▶ [Extrait]

==*==

Taubira entre « francité » et « ethnicisation » de la France ?
Dans le journal Le Monde du 15 mai 2014, M.Jean-Loup Amselle, anthropologue, a publié une tribune intitulée :
« Christiane Taubira face à la droite et l’extrême droite
Honteux procès en francité »
Le premier paragraphe du texte situe les faits :
« Les reproches faits récemment par la droite et l’extrême droite à Christiane Taubira, garde des sceaux, de ne pas avoir chanté La Marseillaise lors de la commémoration de l’abolition de l’esclavage le 10 mai, renvoient à un vieux débat sur le récit national.
A la lumière de cette controverse, il apparait que ce qui est reproché à notre garde des sceaux, c’est à la fois d’avoir fracturé le récit national en ayant œuvré en faveur de l’édiction d’une loi mémorielle sur l’esclavage, et donc d’avoir mis en exergue l’existence d’un sous-groupe de descendants d’esclaves au sein de la République française. Celle-ci conçue comme une et indivisible, n’admet en son sein que des citoyens vus comme des individus identiques. La ministre a en outre aggravé son cas en omettant d’entonner l’hymne national, en assimilant cette pratique à du « karaoké d’estrade » et en avouant qu’elle n’en connaissait pas toutes les paroles. »

==*==

▶ [Données fournies]
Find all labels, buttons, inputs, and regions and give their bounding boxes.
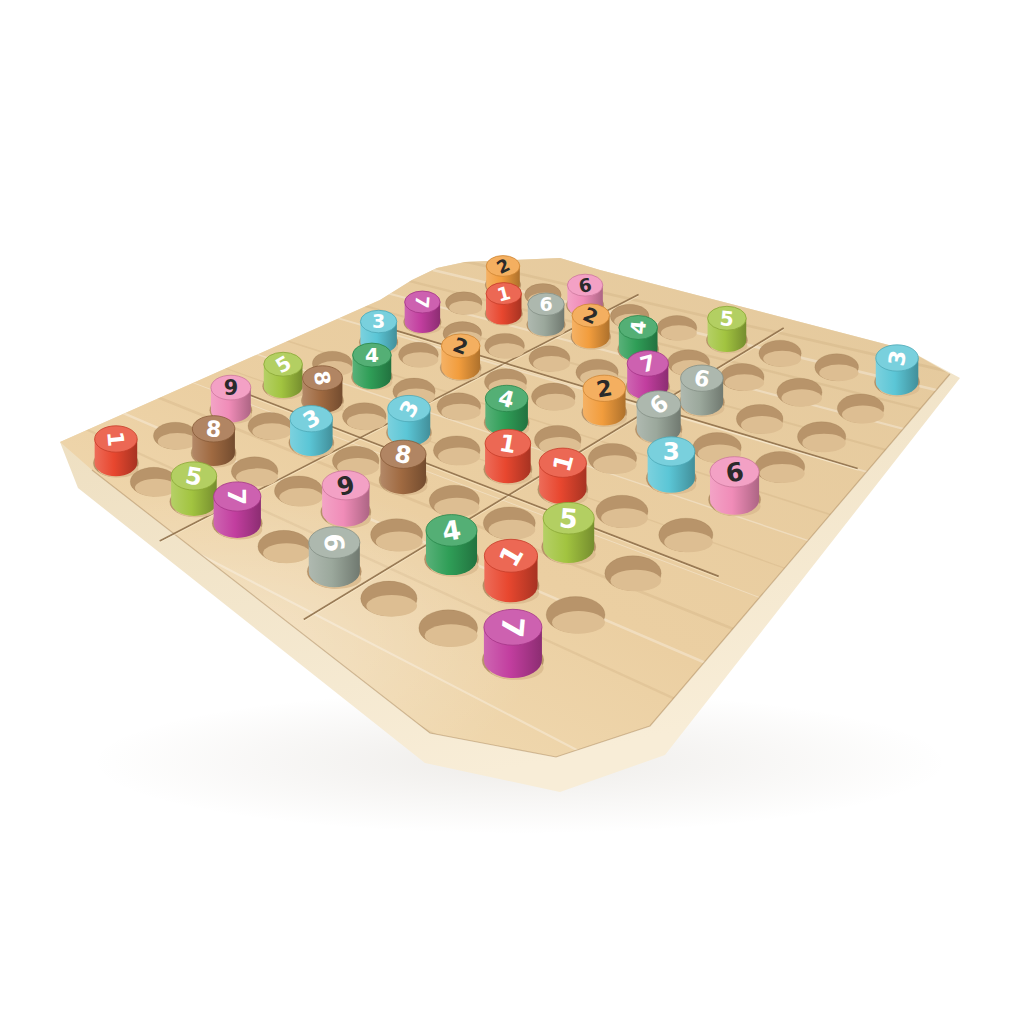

==*==

▶ [Exercice 1]
Selon l'extrait sur la controverse autour de Christiane Taubira, lors de quelle cérémonie la ministre n'a-t-elle pas chanté La Marseillaise ?
▶ [Exercice 2]
D'après l'extrait sur la controverse autour de Christiane Taubira, en quoi la garde des sceaux aurait-elle « fracturé le récit national » ?
▶ [Exercice 3]
Reprenez l'extrait sur la controverse autour de Christiane Taubira là où il s'arrête et prolongez-le.

▶ [Bonne réponse 1]
Lors de la commémoration de l'abolition de l'esclavage, le 10 mai.

▶ [Bonne réponse 2]
Elle a œuvré en faveur d'une loi mémorielle sur l'esclavage et a ainsi mis en exergue un sous-groupe de descendants d'esclaves au sein de la République française. Or cette République, conçue comme une et indivisible, n'admet en son sein que des citoyens vus comme des individus identiques.

▶ [Bonne réponse 3]
M.Amselle a raison de protester contre la campagne politique souvent haineuse qui est faite à l’encontre Mme Taubira, même s’il est possible de s’interroger sur la pertinence de la démonstration intellectuelle que propose l’auteur.
L’anthropologue ne mettrait-il pas trop d’emphase, sinon d’exagération, dans la critique qu’il propose sur le sujet de la « francité », en y voyant tout à la fois, une « suspicion de nationalité », un renvoi « à une citoyenneté à deux vitesses », une République française qui « perd son attribut d’universalité », etc…
Il est possible en effet de se poser la question de savoir si le vocable « francité » ne couvre pas une nouvelle ethnie postcoloniale, pure invention de la nouvelle ethnologie postcoloniale : une sorte de juste retour des choses.
Est-ce que le véritable débat ne devrait pas plutôt porter sur son propos relatif au « karaoké d’estrade » ?
L’auteur met sur le même plan la garde des sceaux et les footballeurs de l’équipe de France, une ministre de la république française et des footballeurs.
Une telle « assimilation », cette fausse égalité que l’auteur leur confère, reviendrait à dire qu’un ministre de la République française investi de responsabilités publiques nationales a le droit de se moquer d’un des grands symboles de la République, une « infraction » politique d’autant plus grave de la part d’une garde des sceaux.
Quant à la défense anthropologique de l’auteur, je suis sûr que les deux équipes qui viennent de disputer la finale de la Coupe de France au Stade de France, Rennes et Guingamp ont été de nature à rassurer l’auteur : issues toutes les deux d’une très ancienne colonie du royaume de France, elles semblent avoir bien accueilli la présence et le concours de footballeurs issus de l’outre-mer qui les a aidé à disputer le titre, et pour la plus petite à l’emporter.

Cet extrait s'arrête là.